Items from a data source
* Begin *
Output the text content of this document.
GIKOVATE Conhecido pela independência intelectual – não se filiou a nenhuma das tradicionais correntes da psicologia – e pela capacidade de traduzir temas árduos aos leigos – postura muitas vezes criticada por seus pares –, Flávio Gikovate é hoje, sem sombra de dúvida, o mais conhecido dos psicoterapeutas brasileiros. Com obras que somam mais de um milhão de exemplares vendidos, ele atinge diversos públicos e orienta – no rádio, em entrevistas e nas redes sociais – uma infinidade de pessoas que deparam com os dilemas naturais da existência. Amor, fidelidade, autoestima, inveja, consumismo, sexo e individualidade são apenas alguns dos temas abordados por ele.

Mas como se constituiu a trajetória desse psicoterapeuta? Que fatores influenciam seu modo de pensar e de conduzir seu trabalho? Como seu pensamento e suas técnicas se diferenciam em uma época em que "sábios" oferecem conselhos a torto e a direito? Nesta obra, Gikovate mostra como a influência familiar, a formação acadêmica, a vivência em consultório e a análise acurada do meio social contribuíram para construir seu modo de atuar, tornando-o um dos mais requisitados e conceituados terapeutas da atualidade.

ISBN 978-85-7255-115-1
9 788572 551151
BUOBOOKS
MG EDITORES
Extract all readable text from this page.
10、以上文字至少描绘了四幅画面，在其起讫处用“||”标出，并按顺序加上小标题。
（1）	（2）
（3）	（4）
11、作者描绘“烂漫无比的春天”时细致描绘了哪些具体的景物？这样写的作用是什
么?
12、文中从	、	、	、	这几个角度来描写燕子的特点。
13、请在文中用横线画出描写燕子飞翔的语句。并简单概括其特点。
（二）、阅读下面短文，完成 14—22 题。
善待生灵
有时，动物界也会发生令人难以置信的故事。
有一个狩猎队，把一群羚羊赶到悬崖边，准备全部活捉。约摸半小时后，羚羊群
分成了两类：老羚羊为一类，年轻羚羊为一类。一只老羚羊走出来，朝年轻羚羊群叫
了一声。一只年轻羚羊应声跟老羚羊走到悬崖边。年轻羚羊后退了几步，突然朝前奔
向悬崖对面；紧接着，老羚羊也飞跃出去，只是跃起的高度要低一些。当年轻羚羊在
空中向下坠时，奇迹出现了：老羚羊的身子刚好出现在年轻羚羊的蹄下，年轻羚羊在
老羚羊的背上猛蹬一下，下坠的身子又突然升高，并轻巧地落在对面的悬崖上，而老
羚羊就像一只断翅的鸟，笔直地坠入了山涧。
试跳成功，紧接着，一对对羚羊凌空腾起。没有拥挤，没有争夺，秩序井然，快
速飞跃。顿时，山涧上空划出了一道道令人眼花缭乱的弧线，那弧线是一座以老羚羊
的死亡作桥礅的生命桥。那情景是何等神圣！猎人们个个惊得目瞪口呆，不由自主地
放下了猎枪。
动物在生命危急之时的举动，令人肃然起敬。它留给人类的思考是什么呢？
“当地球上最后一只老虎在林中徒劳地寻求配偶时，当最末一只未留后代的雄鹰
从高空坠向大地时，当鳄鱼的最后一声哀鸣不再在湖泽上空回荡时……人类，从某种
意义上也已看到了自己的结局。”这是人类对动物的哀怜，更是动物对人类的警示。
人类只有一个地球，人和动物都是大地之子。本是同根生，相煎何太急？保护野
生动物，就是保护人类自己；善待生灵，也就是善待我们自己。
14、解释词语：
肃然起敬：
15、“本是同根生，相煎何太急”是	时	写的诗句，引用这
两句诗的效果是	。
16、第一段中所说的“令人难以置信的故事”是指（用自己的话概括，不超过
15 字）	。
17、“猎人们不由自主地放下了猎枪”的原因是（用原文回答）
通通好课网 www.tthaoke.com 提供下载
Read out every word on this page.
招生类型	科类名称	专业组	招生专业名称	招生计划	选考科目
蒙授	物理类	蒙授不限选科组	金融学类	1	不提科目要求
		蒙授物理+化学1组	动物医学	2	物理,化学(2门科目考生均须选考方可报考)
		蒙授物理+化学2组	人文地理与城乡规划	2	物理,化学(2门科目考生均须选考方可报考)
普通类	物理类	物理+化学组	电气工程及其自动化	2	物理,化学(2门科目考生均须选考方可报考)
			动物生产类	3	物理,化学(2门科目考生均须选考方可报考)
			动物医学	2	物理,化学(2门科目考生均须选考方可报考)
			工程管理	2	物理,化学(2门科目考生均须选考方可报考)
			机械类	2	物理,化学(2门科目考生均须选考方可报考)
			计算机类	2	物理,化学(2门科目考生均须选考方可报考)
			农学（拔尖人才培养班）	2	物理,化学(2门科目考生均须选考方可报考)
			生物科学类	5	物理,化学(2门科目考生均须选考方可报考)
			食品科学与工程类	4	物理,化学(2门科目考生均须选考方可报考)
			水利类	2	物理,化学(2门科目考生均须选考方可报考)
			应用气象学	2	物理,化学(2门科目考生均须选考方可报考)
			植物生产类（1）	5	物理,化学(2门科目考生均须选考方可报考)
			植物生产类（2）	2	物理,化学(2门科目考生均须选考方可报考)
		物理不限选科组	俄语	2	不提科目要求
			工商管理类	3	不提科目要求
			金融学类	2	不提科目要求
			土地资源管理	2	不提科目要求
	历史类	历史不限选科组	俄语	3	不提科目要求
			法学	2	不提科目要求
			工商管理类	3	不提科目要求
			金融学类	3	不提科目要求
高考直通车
* End *
> [GOAL]:
Print the whole listing again, exactly.

> [PROBLEM SOLUTION]:
Output the text content of this document.
GIKOVATE Conhecido pela independência intelectual – não se filiou a nenhuma das tradicionais correntes da psicologia – e pela capacidade de traduzir temas árduos aos leigos – postura muitas vezes criticada por seus pares –, Flávio Gikovate é hoje, sem sombra de dúvida, o mais conhecido dos psicoterapeutas brasileiros. Com obras que somam mais de um milhão de exemplares vendidos, ele atinge diversos públicos e orienta – no rádio, em entrevistas e nas redes sociais – uma infinidade de pessoas que deparam com os dilemas naturais da existência. Amor, fidelidade, autoestima, inveja, consumismo, sexo e individualidade são apenas alguns dos temas abordados por ele.

Mas como se constituiu a trajetória desse psicoterapeuta? Que fatores influenciam seu modo de pensar e de conduzir seu trabalho? Como seu pensamento e suas técnicas se diferenciam em uma época em que "sábios" oferecem conselhos a torto e a direito? Nesta obra, Gikovate mostra como a influência familiar, a formação acadêmica, a vivência em consultório e a análise acurada do meio social contribuíram para construir seu modo de atuar, tornando-o um dos mais requisitados e conceituados terapeutas da atualidade.

ISBN 978-85-7255-115-1
9 788572 551151
BUOBOOKS
MG EDITORES
Extract all readable text from this page.
10、以上文字至少描绘了四幅画面，在其起讫处用“||”标出，并按顺序加上小标题。
（1）	（2）
（3）	（4）
11、作者描绘“烂漫无比的春天”时细致描绘了哪些具体的景物？这样写的作用是什
么?
12、文中从	、	、	、	这几个角度来描写燕子的特点。
13、请在文中用横线画出描写燕子飞翔的语句。并简单概括其特点。
（二）、阅读下面短文，完成 14—22 题。
善待生灵
有时，动物界也会发生令人难以置信的故事。
有一个狩猎队，把一群羚羊赶到悬崖边，准备全部活捉。约摸半小时后，羚羊群
分成了两类：老羚羊为一类，年轻羚羊为一类。一只老羚羊走出来，朝年轻羚羊群叫
了一声。一只年轻羚羊应声跟老羚羊走到悬崖边。年轻羚羊后退了几步，突然朝前奔
向悬崖对面；紧接着，老羚羊也飞跃出去，只是跃起的高度要低一些。当年轻羚羊在
空中向下坠时，奇迹出现了：老羚羊的身子刚好出现在年轻羚羊的蹄下，年轻羚羊在
老羚羊的背上猛蹬一下，下坠的身子又突然升高，并轻巧地落在对面的悬崖上，而老
羚羊就像一只断翅的鸟，笔直地坠入了山涧。
试跳成功，紧接着，一对对羚羊凌空腾起。没有拥挤，没有争夺，秩序井然，快
速飞跃。顿时，山涧上空划出了一道道令人眼花缭乱的弧线，那弧线是一座以老羚羊
的死亡作桥礅的生命桥。那情景是何等神圣！猎人们个个惊得目瞪口呆，不由自主地
放下了猎枪。
动物在生命危急之时的举动，令人肃然起敬。它留给人类的思考是什么呢？
“当地球上最后一只老虎在林中徒劳地寻求配偶时，当最末一只未留后代的雄鹰
从高空坠向大地时，当鳄鱼的最后一声哀鸣不再在湖泽上空回荡时……人类，从某种
意义上也已看到了自己的结局。”这是人类对动物的哀怜，更是动物对人类的警示。
人类只有一个地球，人和动物都是大地之子。本是同根生，相煎何太急？保护野
生动物，就是保护人类自己；善待生灵，也就是善待我们自己。
14、解释词语：
肃然起敬：
15、“本是同根生，相煎何太急”是	时	写的诗句，引用这
两句诗的效果是	。
16、第一段中所说的“令人难以置信的故事”是指（用自己的话概括，不超过
15 字）	。
17、“猎人们不由自主地放下了猎枪”的原因是（用原文回答）
通通好课网 www.tthaoke.com 提供下载
Read out every word on this page.
招生类型	科类名称	专业组	招生专业名称	招生计划	选考科目
蒙授	物理类	蒙授不限选科组	金融学类	1	不提科目要求
		蒙授物理+化学1组	动物医学	2	物理,化学(2门科目考生均须选考方可报考)
		蒙授物理+化学2组	人文地理与城乡规划	2	物理,化学(2门科目考生均须选考方可报考)
普通类	物理类	物理+化学组	电气工程及其自动化	2	物理,化学(2门科目考生均须选考方可报考)
			动物生产类	3	物理,化学(2门科目考生均须选考方可报考)
			动物医学	2	物理,化学(2门科目考生均须选考方可报考)
			工程管理	2	物理,化学(2门科目考生均须选考方可报考)
			机械类	2	物理,化学(2门科目考生均须选考方可报考)
			计算机类	2	物理,化学(2门科目考生均须选考方可报考)
			农学（拔尖人才培养班）	2	物理,化学(2门科目考生均须选考方可报考)
			生物科学类	5	物理,化学(2门科目考生均须选考方可报考)
			食品科学与工程类	4	物理,化学(2门科目考生均须选考方可报考)
			水利类	2	物理,化学(2门科目考生均须选考方可报考)
			应用气象学	2	物理,化学(2门科目考生均须选考方可报考)
			植物生产类（1）	5	物理,化学(2门科目考生均须选考方可报考)
			植物生产类（2）	2	物理,化学(2门科目考生均须选考方可报考)
		物理不限选科组	俄语	2	不提科目要求
			工商管理类	3	不提科目要求
			金融学类	2	不提科目要求
			土地资源管理	2	不提科目要求
	历史类	历史不限选科组	俄语	3	不提科目要求
			法学	2	不提科目要求
			工商管理类	3	不提科目要求
			金融学类	3	不提科目要求
高考直通车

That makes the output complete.